◆ Exercise ◆
Word for word, retype every entry in the listing.

◆ Records shown ◆
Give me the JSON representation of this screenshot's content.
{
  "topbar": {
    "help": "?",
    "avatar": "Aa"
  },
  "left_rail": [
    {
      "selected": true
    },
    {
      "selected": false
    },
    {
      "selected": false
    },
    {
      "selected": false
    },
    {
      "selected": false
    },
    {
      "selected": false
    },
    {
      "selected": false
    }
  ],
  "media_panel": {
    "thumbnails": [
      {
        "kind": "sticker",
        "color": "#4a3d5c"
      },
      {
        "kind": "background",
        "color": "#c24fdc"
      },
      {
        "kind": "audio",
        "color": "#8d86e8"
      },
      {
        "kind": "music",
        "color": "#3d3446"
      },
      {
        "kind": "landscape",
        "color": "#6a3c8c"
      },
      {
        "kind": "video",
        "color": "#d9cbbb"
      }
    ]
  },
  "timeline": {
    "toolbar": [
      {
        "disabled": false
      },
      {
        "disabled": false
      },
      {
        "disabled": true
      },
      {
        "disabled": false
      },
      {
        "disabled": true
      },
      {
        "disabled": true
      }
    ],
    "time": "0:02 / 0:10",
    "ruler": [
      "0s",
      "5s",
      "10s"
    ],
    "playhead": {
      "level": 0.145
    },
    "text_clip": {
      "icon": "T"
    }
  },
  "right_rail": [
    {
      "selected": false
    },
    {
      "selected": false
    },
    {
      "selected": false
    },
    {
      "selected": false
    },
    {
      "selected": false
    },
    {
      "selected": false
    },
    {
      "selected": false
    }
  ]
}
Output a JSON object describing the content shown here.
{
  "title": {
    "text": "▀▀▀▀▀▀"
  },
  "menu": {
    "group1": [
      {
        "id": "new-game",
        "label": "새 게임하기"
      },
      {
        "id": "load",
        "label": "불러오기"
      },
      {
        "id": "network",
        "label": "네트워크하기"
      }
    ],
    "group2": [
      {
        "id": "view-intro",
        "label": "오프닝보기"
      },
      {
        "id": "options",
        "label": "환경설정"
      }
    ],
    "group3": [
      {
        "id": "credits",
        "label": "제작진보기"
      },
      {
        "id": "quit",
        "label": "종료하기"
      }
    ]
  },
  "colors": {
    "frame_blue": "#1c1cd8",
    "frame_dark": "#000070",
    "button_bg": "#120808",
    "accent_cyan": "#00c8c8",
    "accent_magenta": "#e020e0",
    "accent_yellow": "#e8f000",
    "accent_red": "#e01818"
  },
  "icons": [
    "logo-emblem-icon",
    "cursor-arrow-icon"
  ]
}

◆ Solution for this task ◆
Give me the JSON representation of this screenshot's content.
{
  "topbar": {
    "help": "?",
    "avatar": "Aa"
  },
  "left_rail": [
    {
      "selected": true
    },
    {
      "selected": false
    },
    {
      "selected": false
    },
    {
      "selected": false
    },
    {
      "selected": false
    },
    {
      "selected": false
    },
    {
      "selected": false
    }
  ],
  "media_panel": {
    "thumbnails": [
      {
        "kind": "sticker",
        "color": "#4a3d5c"
      },
      {
        "kind": "background",
        "color": "#c24fdc"
      },
      {
        "kind": "audio",
        "color": "#8d86e8"
      },
      {
        "kind": "music",
        "color": "#3d3446"
      },
      {
        "kind": "landscape",
        "color": "#6a3c8c"
      },
      {
        "kind": "video",
        "color": "#d9cbbb"
      }
    ]
  },
  "timeline": {
    "toolbar": [
      {
        "disabled": false
      },
      {
        "disabled": false
      },
      {
        "disabled": true
      },
      {
        "disabled": false
      },
      {
        "disabled": true
      },
      {
        "disabled": true
      }
    ],
    "time": "0:02 / 0:10",
    "ruler": [
      "0s",
      "5s",
      "10s"
    ],
    "playhead": {
      "level": 0.145
    },
    "text_clip": {
      "icon": "T"
    }
  },
  "right_rail": [
    {
      "selected": false
    },
    {
      "selected": false
    },
    {
      "selected": false
    },
    {
      "selected": false
    },
    {
      "selected": false
    },
    {
      "selected": false
    },
    {
      "selected": false
    }
  ]
}
Output a JSON object describing the content shown here.
{
  "title": {
    "text": "▀▀▀▀▀▀"
  },
  "menu": {
    "group1": [
      {
        "id": "new-game",
        "label": "새 게임하기"
      },
      {
        "id": "load",
        "label": "불러오기"
      },
      {
        "id": "network",
        "label": "네트워크하기"
      }
    ],
    "group2": [
      {
        "id": "view-intro",
        "label": "오프닝보기"
      },
      {
        "id": "options",
        "label": "환경설정"
      }
    ],
    "group3": [
      {
        "id": "credits",
        "label": "제작진보기"
      },
      {
        "id": "quit",
        "label": "종료하기"
      }
    ]
  },
  "colors": {
    "frame_blue": "#1c1cd8",
    "frame_dark": "#000070",
    "button_bg": "#120808",
    "accent_cyan": "#00c8c8",
    "accent_magenta": "#e020e0",
    "accent_yellow": "#e8f000",
    "accent_red": "#e01818"
  },
  "icons": [
    "logo-emblem-icon",
    "cursor-arrow-icon"
  ]
}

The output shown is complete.